╔══
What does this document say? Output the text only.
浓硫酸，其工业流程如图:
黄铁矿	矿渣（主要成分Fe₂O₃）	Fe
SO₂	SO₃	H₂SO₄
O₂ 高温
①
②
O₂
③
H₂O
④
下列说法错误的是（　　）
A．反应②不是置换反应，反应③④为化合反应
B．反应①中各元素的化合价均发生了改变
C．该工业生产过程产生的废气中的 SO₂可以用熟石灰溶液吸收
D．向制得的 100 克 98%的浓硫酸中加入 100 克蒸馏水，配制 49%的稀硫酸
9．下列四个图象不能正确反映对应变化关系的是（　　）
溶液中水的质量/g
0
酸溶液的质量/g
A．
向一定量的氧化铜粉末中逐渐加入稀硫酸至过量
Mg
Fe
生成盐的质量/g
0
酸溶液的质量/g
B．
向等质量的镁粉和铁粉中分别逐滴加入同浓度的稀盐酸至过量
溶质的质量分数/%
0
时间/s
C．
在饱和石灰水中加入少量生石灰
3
╚══
SET EXERCISE:
Return every entry verbatim.

RESPONSE BELOW:
What does this document say? Output the text only.
浓硫酸，其工业流程如图:
黄铁矿	矿渣（主要成分Fe₂O₃）	Fe
SO₂	SO₃	H₂SO₄
O₂ 高温
①
②
O₂
③
H₂O
④
下列说法错误的是（　　）
A．反应②不是置换反应，反应③④为化合反应
B．反应①中各元素的化合价均发生了改变
C．该工业生产过程产生的废气中的 SO₂可以用熟石灰溶液吸收
D．向制得的 100 克 98%的浓硫酸中加入 100 克蒸馏水，配制 49%的稀硫酸
9．下列四个图象不能正确反映对应变化关系的是（　　）
溶液中水的质量/g
0
酸溶液的质量/g
A．
向一定量的氧化铜粉末中逐渐加入稀硫酸至过量
Mg
Fe
生成盐的质量/g
0
酸溶液的质量/g
B．
向等质量的镁粉和铁粉中分别逐滴加入同浓度的稀盐酸至过量
溶质的质量分数/%
0
时间/s
C．
在饱和石灰水中加入少量生石灰
3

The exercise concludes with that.